● **MATERIAL SHOWN**:
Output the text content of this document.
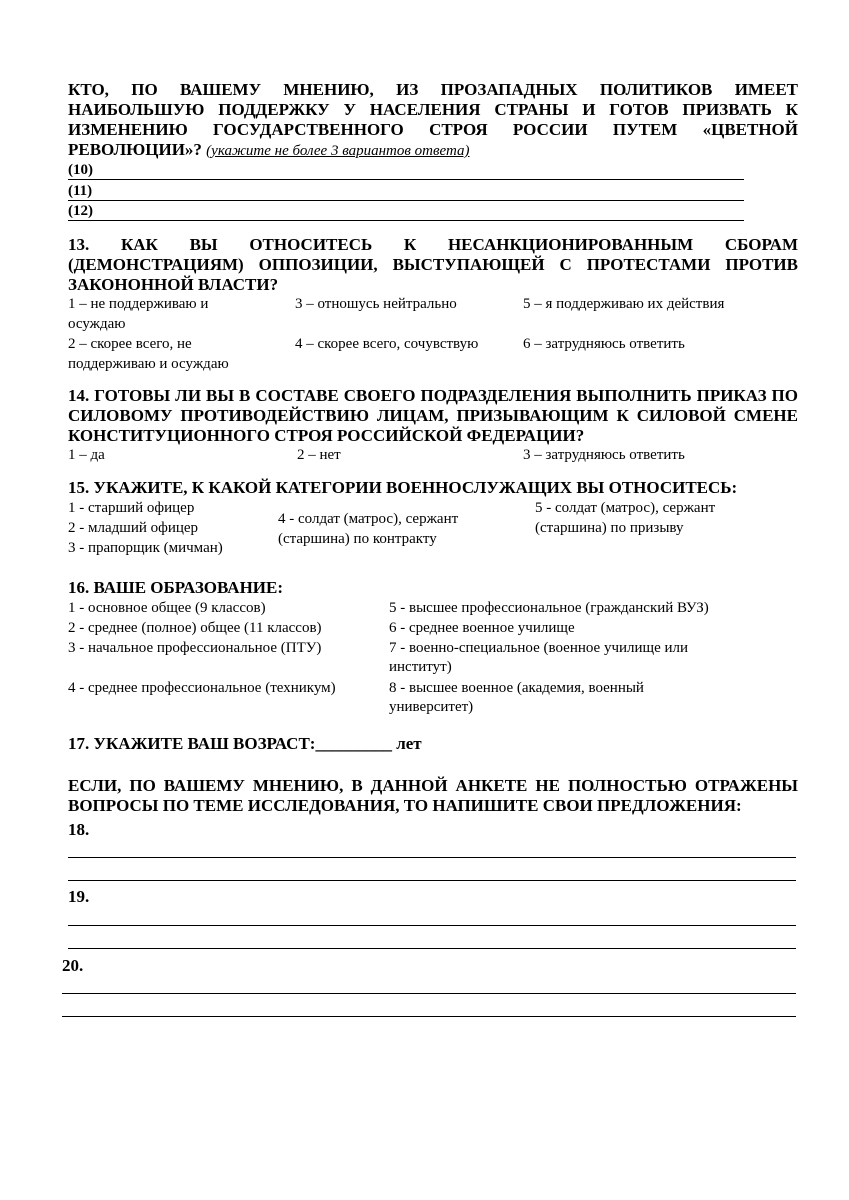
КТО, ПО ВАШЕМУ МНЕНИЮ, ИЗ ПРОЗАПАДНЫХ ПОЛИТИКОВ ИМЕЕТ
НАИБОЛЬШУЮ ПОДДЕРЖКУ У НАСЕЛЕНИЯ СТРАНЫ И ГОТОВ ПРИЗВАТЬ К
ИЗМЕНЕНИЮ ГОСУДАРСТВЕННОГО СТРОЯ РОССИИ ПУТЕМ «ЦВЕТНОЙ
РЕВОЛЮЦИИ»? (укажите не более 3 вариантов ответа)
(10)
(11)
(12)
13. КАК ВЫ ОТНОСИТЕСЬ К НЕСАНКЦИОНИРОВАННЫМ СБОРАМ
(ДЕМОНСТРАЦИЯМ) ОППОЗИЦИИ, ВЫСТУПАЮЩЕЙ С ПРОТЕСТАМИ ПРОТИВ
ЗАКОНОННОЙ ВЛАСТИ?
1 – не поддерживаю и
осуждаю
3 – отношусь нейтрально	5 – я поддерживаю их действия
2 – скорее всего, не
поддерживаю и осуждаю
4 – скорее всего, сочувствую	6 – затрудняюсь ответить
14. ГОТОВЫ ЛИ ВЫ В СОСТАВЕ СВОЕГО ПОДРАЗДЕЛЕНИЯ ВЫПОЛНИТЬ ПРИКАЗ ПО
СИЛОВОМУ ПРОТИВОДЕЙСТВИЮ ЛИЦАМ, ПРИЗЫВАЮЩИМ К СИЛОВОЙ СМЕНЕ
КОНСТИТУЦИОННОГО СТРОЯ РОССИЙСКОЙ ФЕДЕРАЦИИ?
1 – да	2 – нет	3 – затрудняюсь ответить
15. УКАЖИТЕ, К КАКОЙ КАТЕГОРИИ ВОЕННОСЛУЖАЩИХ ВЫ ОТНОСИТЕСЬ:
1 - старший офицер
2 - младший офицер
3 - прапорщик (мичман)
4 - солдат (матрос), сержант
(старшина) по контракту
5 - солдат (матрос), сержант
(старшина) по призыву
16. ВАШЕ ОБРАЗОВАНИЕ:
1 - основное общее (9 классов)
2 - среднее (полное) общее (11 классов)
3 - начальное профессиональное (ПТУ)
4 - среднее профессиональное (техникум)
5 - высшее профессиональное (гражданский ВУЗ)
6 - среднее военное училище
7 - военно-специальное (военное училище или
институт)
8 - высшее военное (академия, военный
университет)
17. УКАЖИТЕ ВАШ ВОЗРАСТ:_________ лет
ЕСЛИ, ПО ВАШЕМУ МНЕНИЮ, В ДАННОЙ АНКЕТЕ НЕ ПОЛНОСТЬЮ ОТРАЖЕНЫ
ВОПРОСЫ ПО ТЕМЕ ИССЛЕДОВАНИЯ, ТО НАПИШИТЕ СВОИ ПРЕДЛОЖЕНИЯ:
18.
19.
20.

--

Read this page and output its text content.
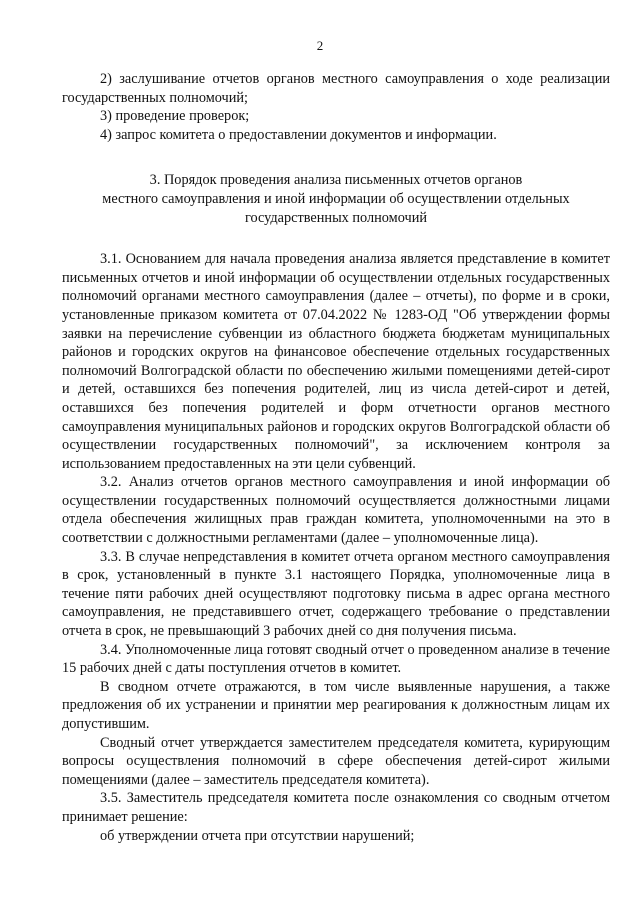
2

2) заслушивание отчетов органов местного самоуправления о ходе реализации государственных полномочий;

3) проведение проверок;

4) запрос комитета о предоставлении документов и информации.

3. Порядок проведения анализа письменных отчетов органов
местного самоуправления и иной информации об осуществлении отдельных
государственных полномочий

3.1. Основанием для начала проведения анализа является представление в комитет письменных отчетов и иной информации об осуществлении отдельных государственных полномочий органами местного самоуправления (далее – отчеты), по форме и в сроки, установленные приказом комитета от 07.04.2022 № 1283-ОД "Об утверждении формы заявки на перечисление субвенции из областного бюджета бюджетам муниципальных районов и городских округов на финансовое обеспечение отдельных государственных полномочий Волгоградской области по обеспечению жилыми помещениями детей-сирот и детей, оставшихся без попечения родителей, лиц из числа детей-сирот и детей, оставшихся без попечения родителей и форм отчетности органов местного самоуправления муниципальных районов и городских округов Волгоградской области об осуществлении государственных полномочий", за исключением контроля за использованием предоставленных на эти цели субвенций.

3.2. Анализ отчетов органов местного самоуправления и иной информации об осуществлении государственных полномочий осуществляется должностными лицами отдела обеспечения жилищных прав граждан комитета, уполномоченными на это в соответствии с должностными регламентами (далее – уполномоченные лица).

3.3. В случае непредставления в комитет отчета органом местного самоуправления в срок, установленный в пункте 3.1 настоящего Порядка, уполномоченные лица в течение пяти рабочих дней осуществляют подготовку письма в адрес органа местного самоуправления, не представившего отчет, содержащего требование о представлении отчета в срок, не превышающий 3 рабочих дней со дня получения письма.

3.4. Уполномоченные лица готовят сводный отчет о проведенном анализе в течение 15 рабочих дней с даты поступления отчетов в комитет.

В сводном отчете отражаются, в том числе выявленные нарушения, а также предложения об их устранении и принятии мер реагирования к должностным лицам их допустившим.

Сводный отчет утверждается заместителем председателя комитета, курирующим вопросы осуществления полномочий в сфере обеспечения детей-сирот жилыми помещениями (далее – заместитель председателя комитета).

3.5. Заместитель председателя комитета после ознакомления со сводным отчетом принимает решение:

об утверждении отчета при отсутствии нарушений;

---

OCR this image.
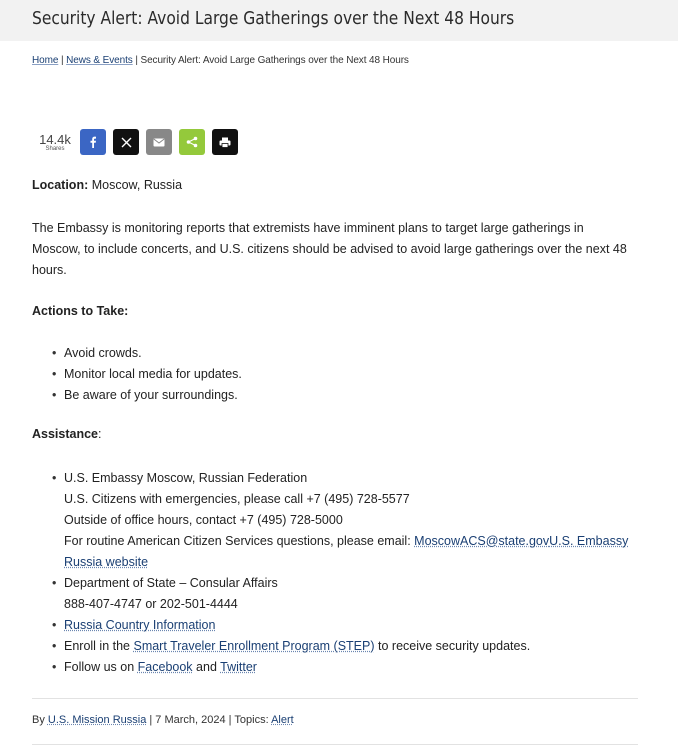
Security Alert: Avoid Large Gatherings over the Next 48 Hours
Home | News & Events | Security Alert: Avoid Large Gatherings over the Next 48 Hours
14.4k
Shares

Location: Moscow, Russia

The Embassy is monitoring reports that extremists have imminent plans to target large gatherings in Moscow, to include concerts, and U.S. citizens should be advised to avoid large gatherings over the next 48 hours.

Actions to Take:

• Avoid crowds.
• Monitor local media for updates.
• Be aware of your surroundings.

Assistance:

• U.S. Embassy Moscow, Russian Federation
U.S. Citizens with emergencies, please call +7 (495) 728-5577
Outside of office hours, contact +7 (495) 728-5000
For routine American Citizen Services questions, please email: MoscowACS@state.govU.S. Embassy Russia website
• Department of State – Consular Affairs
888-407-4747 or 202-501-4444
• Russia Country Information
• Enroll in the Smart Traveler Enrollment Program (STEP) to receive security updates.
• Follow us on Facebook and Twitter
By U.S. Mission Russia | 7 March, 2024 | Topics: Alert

● **STATED TASK**:
Copy every line of the data that holds the string "updates".

● **REPLY**:
• Monitor local media for updates.
• Enroll in the Smart Traveler Enrollment Program (STEP) to receive security updates.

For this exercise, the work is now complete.